> _Material to process_

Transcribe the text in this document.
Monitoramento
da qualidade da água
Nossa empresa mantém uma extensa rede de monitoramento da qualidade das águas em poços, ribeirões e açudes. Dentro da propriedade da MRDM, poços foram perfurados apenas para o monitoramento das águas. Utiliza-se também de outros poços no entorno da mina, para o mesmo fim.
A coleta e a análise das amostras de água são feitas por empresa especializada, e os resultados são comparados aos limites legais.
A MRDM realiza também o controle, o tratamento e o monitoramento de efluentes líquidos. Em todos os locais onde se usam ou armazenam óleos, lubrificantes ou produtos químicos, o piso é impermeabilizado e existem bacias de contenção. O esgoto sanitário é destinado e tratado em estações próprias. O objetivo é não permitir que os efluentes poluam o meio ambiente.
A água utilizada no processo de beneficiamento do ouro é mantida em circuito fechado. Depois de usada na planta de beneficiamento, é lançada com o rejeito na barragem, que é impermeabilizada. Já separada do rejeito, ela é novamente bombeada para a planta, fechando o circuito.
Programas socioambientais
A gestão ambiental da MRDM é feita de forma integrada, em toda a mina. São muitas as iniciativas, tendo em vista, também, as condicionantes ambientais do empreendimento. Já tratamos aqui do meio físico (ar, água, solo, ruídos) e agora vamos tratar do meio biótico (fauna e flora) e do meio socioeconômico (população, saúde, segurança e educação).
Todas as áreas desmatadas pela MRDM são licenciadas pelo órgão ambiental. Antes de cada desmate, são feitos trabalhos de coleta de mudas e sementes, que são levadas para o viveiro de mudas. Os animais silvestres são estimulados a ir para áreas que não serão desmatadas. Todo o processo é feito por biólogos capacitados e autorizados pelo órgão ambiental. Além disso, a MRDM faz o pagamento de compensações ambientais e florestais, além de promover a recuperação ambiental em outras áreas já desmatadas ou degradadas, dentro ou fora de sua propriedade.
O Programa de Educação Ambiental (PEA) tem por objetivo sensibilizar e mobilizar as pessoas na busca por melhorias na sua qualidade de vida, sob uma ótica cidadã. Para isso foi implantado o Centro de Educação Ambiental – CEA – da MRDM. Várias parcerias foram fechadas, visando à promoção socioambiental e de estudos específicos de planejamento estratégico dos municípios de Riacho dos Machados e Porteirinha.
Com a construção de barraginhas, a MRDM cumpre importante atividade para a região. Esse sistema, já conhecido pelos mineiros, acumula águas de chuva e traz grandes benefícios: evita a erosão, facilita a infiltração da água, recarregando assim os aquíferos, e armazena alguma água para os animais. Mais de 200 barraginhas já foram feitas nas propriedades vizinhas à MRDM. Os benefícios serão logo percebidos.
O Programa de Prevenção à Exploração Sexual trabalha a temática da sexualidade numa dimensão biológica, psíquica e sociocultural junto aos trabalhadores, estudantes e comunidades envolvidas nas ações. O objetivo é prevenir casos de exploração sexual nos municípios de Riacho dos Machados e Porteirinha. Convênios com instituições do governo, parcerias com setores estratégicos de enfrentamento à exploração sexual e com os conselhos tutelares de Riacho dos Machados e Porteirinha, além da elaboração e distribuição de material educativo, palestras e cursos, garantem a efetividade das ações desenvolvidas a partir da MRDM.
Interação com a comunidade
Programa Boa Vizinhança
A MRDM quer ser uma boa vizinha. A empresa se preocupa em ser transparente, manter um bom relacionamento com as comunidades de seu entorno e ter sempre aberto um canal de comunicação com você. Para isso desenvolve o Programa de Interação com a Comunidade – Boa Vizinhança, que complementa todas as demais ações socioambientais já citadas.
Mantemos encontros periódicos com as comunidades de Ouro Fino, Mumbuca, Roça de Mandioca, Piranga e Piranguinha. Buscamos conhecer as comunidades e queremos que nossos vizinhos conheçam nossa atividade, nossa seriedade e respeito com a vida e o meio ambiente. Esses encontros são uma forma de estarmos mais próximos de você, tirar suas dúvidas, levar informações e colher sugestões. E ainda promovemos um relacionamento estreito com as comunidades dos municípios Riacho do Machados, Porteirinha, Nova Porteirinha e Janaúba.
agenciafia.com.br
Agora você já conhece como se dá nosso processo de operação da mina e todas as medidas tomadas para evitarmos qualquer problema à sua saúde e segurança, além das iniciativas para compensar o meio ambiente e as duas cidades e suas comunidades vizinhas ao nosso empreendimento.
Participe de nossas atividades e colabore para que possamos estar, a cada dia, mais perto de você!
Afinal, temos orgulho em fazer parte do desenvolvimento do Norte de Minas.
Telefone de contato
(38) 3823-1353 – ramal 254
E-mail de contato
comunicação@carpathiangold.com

> _Given request_
Where a line of the data holds "Vizinhança", show that line.

> _Response for this exercise_
Programa Boa Vizinhança
A MRDM quer ser uma boa vizinha. A empresa se preocupa em ser transparente, manter um bom relacionamento com as comunidades de seu entorno e ter sempre aberto um canal de comunicação com você. Para isso desenvolve o Programa de Interação com a Comunidade – Boa Vizinhança, que complementa todas as demais ações socioambientais já citadas.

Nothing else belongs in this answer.